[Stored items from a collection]
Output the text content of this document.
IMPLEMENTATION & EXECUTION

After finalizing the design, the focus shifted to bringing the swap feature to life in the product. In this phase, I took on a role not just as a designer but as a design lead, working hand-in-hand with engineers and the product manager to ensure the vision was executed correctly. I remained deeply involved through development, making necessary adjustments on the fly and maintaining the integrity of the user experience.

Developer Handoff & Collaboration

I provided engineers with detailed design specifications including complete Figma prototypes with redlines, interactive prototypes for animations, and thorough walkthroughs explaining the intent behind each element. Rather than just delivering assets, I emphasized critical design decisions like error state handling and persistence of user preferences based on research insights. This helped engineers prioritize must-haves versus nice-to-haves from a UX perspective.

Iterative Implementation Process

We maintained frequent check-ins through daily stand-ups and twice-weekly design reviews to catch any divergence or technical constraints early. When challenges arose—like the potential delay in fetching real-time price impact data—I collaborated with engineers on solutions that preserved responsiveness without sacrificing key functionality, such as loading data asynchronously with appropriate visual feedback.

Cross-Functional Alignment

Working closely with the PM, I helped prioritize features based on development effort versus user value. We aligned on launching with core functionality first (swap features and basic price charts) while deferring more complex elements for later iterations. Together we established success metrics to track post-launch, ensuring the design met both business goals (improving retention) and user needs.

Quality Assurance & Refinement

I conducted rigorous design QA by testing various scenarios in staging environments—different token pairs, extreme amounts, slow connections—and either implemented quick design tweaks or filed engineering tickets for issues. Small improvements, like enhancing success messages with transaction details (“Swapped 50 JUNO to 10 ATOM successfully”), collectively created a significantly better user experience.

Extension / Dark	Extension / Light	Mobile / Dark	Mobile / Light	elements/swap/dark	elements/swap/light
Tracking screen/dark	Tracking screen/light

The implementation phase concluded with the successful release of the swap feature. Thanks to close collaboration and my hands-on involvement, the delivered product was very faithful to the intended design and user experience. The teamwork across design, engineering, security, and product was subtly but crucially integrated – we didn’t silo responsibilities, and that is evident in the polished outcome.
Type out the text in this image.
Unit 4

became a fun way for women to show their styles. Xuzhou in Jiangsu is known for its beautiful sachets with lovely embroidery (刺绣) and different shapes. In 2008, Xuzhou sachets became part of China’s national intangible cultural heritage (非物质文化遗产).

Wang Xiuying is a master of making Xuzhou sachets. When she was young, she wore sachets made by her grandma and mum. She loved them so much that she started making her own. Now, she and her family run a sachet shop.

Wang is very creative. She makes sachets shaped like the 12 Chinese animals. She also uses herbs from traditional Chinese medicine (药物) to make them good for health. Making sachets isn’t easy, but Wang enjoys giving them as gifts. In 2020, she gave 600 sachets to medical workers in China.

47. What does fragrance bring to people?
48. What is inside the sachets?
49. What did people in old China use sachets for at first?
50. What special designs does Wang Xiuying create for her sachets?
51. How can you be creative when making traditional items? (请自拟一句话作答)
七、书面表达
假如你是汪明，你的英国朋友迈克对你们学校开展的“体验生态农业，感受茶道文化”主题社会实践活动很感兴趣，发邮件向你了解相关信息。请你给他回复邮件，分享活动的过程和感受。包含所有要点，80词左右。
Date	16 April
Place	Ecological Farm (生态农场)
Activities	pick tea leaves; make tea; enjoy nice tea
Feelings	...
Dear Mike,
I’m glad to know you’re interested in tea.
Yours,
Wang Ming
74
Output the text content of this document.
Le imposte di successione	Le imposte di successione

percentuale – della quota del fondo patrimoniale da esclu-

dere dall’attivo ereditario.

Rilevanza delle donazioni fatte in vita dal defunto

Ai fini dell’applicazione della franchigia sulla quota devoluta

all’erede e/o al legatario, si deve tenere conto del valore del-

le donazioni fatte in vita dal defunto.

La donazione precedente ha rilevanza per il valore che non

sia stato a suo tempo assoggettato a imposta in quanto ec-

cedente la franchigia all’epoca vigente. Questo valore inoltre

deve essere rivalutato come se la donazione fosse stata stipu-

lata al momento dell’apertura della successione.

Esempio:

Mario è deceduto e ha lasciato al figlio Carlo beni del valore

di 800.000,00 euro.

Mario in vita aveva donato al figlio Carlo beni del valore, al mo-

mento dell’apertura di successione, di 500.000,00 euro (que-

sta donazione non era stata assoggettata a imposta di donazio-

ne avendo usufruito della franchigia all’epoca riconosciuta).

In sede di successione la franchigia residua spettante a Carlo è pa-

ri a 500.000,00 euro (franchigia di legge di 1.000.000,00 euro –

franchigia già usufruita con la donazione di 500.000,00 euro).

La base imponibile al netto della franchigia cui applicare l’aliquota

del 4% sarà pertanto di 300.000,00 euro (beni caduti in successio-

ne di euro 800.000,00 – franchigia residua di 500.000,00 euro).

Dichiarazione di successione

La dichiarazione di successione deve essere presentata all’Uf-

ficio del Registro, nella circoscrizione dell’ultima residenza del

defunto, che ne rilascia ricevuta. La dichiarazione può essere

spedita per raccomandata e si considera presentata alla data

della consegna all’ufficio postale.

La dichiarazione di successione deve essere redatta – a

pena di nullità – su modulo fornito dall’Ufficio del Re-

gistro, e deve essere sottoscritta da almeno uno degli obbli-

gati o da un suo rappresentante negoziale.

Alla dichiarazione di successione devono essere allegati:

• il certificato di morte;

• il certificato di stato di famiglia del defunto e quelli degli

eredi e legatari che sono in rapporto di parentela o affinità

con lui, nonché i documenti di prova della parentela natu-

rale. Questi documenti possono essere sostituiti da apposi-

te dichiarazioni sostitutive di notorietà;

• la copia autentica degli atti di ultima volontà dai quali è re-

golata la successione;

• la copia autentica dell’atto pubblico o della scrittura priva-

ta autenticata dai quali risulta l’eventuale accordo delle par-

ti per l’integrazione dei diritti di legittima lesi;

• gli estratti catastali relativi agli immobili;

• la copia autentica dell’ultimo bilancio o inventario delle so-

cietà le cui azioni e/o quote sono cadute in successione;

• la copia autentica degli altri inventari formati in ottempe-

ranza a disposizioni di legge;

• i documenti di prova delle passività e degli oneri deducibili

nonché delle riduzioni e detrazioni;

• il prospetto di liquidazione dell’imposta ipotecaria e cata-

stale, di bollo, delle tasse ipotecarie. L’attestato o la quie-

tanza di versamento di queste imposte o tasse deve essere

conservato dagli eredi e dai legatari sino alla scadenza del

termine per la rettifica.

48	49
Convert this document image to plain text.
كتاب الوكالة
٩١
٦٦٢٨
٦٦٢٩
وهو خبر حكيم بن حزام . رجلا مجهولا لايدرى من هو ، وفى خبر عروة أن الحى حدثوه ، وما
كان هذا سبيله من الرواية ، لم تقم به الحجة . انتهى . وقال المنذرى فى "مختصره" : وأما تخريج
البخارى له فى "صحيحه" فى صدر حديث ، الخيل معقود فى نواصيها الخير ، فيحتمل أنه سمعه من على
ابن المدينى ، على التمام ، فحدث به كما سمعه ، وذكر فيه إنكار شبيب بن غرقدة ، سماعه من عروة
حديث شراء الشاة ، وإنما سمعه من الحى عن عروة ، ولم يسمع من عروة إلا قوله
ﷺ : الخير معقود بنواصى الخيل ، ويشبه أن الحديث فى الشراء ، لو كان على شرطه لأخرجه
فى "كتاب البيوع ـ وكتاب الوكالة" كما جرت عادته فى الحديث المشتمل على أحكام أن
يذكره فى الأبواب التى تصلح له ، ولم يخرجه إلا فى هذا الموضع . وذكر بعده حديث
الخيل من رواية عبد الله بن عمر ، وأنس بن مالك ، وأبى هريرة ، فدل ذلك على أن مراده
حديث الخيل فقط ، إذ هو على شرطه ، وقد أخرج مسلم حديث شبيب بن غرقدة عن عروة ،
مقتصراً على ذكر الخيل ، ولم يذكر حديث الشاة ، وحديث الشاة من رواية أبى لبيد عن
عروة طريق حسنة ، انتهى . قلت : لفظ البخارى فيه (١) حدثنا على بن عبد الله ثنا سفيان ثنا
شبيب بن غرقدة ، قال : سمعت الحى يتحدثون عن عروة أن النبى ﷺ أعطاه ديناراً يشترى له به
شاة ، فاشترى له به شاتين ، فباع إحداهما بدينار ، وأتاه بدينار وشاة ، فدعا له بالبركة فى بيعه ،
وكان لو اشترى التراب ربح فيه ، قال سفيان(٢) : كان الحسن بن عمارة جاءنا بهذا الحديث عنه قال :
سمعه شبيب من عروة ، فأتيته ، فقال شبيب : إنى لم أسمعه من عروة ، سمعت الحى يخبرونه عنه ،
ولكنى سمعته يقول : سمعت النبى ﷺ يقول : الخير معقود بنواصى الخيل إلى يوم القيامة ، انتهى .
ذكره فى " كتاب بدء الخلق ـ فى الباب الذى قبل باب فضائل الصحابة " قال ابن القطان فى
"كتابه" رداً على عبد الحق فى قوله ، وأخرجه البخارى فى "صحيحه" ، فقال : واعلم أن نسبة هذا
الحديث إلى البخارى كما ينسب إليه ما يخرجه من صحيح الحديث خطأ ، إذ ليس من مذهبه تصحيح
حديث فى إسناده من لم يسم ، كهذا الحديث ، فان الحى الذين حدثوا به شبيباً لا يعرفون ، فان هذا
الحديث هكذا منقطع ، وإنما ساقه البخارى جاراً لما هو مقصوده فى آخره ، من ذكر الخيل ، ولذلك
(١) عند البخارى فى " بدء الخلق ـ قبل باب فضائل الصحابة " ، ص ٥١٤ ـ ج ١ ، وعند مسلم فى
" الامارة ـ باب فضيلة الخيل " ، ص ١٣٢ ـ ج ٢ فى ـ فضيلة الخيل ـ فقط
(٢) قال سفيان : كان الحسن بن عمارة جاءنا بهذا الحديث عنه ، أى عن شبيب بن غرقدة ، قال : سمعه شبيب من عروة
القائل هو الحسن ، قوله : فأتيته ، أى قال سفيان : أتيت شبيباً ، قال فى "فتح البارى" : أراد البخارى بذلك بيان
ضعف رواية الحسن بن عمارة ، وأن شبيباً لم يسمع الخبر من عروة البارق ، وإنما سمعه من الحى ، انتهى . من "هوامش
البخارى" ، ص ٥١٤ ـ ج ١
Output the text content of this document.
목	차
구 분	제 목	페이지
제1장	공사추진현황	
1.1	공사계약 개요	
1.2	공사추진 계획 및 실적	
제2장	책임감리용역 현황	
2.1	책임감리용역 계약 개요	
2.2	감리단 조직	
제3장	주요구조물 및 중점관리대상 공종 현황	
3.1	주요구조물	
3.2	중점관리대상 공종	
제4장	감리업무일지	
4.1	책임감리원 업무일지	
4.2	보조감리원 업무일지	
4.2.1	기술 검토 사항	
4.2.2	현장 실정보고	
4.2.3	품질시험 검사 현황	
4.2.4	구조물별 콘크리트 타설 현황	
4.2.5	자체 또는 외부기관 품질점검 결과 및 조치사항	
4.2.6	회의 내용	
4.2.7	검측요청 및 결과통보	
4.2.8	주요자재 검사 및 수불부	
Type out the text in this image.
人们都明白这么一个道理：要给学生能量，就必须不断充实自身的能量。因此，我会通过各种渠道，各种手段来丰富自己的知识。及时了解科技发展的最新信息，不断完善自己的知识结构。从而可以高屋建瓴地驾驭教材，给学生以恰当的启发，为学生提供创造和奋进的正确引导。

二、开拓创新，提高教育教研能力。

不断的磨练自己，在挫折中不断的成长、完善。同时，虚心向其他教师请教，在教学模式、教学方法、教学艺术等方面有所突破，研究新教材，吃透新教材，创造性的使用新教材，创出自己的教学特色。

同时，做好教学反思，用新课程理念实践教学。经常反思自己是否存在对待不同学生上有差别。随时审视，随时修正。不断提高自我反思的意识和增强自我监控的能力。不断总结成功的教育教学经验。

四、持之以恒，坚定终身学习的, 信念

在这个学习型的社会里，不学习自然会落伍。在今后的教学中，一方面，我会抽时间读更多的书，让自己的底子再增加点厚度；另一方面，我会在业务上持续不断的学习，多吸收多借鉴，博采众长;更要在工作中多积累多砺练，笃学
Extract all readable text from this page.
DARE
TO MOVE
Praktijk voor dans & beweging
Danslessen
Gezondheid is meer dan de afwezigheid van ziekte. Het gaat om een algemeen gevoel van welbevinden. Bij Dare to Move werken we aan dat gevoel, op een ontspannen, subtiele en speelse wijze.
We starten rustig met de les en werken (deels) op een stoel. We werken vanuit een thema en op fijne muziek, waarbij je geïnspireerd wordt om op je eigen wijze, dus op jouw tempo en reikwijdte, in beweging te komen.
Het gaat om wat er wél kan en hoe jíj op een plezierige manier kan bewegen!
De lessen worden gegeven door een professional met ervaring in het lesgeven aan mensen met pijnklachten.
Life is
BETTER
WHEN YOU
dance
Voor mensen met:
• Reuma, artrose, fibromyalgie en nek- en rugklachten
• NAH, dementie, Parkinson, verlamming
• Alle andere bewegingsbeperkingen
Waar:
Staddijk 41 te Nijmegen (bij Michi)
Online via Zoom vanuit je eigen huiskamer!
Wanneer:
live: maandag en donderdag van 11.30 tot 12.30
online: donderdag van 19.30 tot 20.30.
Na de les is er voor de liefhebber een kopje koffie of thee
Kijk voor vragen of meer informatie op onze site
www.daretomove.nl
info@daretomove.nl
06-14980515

_YOUR OBJECTIVE:_ Collect from the data above every line that includes "tempo".

_THE ANSWER:_
sia stato a suo tempo assoggettato a imposta in quanto ec-
We starten rustig met de les en werken (deels) op een stoel. We werken vanuit een thema en op fijne muziek, waarbij je geïnspireerd wordt om op je eigen wijze, dus op jouw tempo en reikwijdte, in beweging te komen.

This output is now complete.